**Task description:** Find every line in the items below that contains the string "caption", matching case exactly, and copy each of those lines.

Data listing
--- begin ---

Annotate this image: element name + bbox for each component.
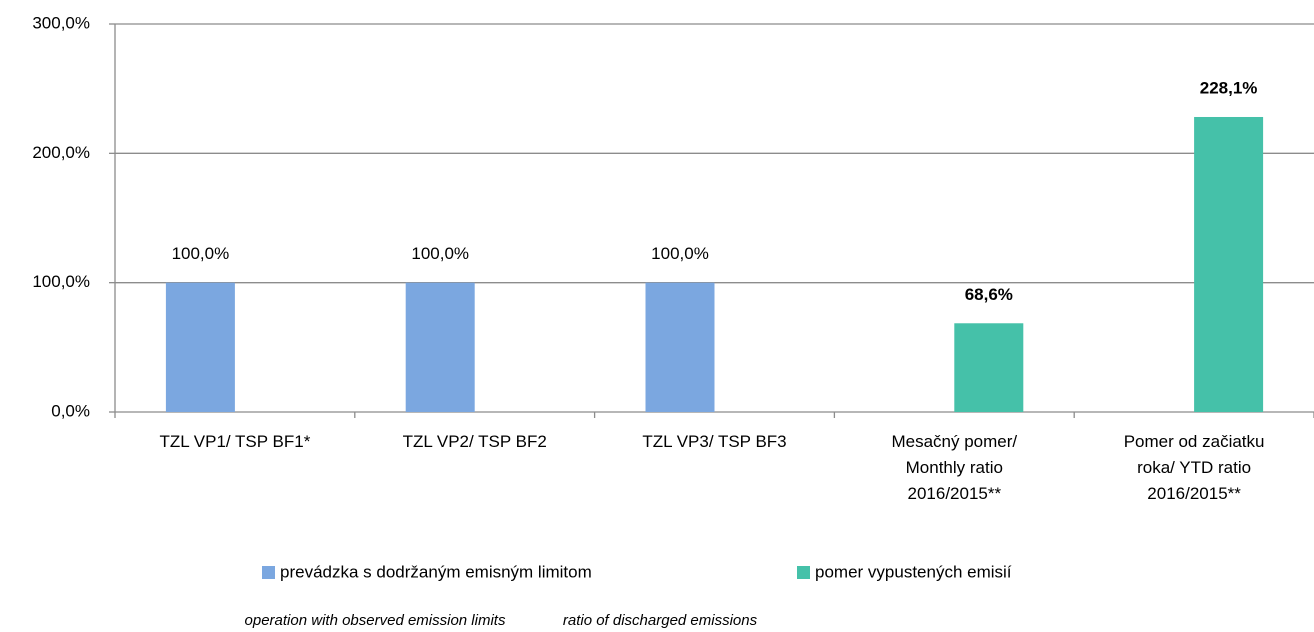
x-tick-label: TZL VP1/ TSP BF1* bbox=[159, 432, 311, 451]
y-tick-label: 200,0% bbox=[32, 143, 90, 162]
x-tick-label: Mesačný pomer/ Monthly ratio 2016/2015** bbox=[891, 432, 1018, 503]
x-tick-label: Pomer od začiatku roka/ YTD ratio 2016/2… bbox=[1123, 432, 1265, 503]
bar bbox=[1194, 116, 1264, 413]
legend-swatch bbox=[797, 566, 810, 579]
legend-caption: ratio of discharged emissions bbox=[563, 612, 758, 629]
bar bbox=[165, 282, 235, 412]
legend-swatch bbox=[262, 566, 275, 579]
legend-caption: operation with observed emission limits bbox=[245, 612, 506, 629]
data-label: 100,0% bbox=[172, 244, 230, 263]
data-label: 100,0% bbox=[411, 244, 469, 263]
data-label: 100,0% bbox=[651, 244, 709, 263]
x-tick-label: TZL VP3/ TSP BF3 bbox=[642, 432, 787, 451]
data-label: 68,6% bbox=[965, 285, 1013, 304]
y-tick-label: 0,0% bbox=[51, 401, 90, 420]
bar bbox=[645, 282, 715, 412]
x-tick-label: TZL VP2/ TSP BF2 bbox=[402, 432, 547, 451]
legend-label: pomer vypustených emisií bbox=[815, 562, 1012, 581]
y-tick-label: 100,0% bbox=[32, 272, 90, 291]
bar bbox=[405, 282, 475, 412]
bar bbox=[954, 323, 1024, 412]
legend-label: prevádzka s dodržaným emisným limitom bbox=[280, 562, 592, 581]
y-tick-label: 300,0% bbox=[32, 13, 90, 32]
data-label: 228,1% bbox=[1200, 78, 1258, 97]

--- end ---

**Response below:**
legend-caption: ratio of discharged emissions bbox=[563, 612, 758, 629]
legend-caption: operation with observed emission limits bbox=[245, 612, 506, 629]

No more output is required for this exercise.